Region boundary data
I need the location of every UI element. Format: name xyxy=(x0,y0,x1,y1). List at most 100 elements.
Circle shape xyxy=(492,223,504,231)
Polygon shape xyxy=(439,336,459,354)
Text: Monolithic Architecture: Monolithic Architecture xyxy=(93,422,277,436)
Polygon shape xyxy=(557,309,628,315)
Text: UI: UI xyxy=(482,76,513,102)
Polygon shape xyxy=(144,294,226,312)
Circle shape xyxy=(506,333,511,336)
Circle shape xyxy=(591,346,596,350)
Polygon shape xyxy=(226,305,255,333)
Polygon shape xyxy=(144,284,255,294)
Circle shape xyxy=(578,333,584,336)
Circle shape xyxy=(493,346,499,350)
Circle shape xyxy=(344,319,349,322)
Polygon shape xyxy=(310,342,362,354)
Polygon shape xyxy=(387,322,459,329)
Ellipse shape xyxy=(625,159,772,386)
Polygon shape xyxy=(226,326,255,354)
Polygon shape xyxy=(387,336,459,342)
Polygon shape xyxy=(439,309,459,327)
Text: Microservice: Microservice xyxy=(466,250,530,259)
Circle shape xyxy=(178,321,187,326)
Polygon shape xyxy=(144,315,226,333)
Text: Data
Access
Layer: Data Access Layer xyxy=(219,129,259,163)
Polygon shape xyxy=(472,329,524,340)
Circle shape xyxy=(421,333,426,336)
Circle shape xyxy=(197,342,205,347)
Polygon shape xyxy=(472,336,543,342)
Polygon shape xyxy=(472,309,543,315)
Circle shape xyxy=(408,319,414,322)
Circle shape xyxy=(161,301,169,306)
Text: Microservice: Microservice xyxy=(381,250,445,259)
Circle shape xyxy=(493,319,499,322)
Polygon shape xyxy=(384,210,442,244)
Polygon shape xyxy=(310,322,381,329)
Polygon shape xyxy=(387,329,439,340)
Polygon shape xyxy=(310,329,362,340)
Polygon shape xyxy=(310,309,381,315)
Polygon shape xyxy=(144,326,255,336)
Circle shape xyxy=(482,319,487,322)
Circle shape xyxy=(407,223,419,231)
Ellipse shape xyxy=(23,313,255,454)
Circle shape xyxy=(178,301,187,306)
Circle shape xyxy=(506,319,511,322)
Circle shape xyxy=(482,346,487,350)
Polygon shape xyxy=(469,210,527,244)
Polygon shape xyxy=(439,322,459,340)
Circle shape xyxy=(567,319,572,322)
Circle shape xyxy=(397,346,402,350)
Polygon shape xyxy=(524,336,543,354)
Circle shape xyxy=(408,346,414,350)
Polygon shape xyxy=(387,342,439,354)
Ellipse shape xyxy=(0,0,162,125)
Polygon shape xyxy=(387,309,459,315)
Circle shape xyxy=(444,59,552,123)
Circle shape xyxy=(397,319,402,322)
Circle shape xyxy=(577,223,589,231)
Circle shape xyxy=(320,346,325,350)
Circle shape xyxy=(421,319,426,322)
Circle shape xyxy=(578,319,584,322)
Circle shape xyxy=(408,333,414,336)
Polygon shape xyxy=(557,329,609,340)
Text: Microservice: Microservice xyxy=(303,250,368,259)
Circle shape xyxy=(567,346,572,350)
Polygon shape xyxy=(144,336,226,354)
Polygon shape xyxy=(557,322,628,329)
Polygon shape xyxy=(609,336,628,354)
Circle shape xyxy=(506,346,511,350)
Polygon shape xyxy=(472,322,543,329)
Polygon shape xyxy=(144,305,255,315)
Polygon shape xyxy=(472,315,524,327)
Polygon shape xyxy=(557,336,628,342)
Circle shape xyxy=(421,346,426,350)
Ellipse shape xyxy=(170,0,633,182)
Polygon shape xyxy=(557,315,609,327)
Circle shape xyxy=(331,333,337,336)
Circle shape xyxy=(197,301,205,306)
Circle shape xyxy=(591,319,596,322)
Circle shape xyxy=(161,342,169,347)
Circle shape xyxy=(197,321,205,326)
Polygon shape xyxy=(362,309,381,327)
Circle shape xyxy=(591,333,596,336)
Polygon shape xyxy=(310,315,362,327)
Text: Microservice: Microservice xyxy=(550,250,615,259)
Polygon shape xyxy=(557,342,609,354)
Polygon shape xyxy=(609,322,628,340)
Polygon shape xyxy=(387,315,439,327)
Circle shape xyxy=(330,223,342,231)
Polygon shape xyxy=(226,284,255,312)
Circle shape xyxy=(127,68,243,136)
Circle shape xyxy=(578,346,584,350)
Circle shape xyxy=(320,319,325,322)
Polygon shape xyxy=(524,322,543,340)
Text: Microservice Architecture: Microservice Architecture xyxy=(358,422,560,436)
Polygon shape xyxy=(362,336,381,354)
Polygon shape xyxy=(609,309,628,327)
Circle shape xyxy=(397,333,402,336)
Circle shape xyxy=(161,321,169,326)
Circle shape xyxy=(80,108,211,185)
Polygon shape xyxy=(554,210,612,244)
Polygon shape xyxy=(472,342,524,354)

Aim of the exercise
Retype the stretch of material from its start through the line containing "Polygon shape xyxy=(226,326,255,354)", changing nothing.

Task response
I need the location of every UI element. Format: name xyxy=(x0,y0,x1,y1). List at most 100 elements.
Circle shape xyxy=(492,223,504,231)
Polygon shape xyxy=(439,336,459,354)
Text: Monolithic Architecture: Monolithic Architecture xyxy=(93,422,277,436)
Polygon shape xyxy=(557,309,628,315)
Text: UI: UI xyxy=(482,76,513,102)
Polygon shape xyxy=(144,294,226,312)
Circle shape xyxy=(506,333,511,336)
Circle shape xyxy=(591,346,596,350)
Polygon shape xyxy=(226,305,255,333)
Polygon shape xyxy=(144,284,255,294)
Circle shape xyxy=(578,333,584,336)
Circle shape xyxy=(493,346,499,350)
Circle shape xyxy=(344,319,349,322)
Polygon shape xyxy=(310,342,362,354)
Polygon shape xyxy=(387,322,459,329)
Ellipse shape xyxy=(625,159,772,386)
Polygon shape xyxy=(226,326,255,354)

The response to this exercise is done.